*PROVIDED RECORDS*

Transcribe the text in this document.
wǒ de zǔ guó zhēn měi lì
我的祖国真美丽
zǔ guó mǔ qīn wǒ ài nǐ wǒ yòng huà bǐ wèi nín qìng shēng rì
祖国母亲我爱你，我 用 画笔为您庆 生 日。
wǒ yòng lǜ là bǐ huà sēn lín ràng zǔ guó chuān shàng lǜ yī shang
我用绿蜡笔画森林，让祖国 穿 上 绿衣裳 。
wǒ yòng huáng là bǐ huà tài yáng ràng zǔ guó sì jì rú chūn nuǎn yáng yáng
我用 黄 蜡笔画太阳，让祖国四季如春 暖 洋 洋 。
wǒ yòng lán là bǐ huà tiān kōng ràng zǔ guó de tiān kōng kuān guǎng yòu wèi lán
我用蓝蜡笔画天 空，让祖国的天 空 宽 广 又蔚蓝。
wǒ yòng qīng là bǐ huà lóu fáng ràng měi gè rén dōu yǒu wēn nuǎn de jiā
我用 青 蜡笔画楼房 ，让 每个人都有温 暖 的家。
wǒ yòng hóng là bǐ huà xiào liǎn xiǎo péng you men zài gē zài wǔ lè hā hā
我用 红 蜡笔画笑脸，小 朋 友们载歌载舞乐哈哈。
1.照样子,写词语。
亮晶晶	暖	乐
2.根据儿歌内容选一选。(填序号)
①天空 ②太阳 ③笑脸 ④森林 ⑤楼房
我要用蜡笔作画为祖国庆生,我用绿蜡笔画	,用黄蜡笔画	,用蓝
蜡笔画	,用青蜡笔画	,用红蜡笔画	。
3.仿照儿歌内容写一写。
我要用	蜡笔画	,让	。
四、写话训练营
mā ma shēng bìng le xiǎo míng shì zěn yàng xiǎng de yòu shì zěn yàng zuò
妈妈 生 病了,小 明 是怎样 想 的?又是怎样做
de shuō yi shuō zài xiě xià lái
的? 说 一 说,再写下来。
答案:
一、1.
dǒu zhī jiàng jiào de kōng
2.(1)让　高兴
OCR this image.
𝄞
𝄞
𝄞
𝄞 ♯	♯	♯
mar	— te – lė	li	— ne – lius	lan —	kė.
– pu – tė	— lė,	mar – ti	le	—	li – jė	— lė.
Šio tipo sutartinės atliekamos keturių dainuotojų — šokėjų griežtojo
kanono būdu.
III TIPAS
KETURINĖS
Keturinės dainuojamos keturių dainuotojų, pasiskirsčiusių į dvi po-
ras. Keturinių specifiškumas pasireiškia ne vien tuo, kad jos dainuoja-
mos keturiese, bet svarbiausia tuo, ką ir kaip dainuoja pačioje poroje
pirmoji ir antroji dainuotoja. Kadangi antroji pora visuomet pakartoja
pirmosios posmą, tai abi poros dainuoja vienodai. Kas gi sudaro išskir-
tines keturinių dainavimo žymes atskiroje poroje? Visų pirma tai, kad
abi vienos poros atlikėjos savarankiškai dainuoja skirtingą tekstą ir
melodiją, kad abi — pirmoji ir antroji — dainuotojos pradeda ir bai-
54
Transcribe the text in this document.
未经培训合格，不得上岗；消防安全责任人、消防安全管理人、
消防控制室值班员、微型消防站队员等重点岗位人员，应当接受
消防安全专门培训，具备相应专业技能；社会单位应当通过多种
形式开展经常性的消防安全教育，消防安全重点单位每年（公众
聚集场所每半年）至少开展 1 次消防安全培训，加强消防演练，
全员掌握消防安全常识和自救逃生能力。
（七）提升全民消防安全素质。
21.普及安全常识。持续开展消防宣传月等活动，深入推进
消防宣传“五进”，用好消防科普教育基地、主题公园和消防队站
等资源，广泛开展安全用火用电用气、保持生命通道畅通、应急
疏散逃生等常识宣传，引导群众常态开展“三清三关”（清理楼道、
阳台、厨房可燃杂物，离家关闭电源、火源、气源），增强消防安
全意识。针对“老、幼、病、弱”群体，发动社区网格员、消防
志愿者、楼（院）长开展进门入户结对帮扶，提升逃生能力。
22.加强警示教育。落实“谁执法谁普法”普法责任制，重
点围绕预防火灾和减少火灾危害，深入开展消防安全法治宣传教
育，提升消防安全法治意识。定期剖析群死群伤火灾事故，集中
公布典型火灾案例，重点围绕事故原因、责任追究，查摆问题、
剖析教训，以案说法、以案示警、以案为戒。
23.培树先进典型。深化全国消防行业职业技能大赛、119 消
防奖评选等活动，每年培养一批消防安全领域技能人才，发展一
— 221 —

*SHORT TASK*
Copy every line above in which the string "ràng" shows up.

*ANSWER BELOW*
wǒ yòng lǜ là bǐ huà sēn lín ràng zǔ guó chuān shàng lǜ yī shang
wǒ yòng huáng là bǐ huà tài yáng ràng zǔ guó sì jì rú chūn nuǎn yáng yáng
wǒ yòng lán là bǐ huà tiān kōng ràng zǔ guó de tiān kōng kuān guǎng yòu wèi lán
wǒ yòng qīng là bǐ huà lóu fáng ràng měi gè rén dōu yǒu wēn nuǎn de jiā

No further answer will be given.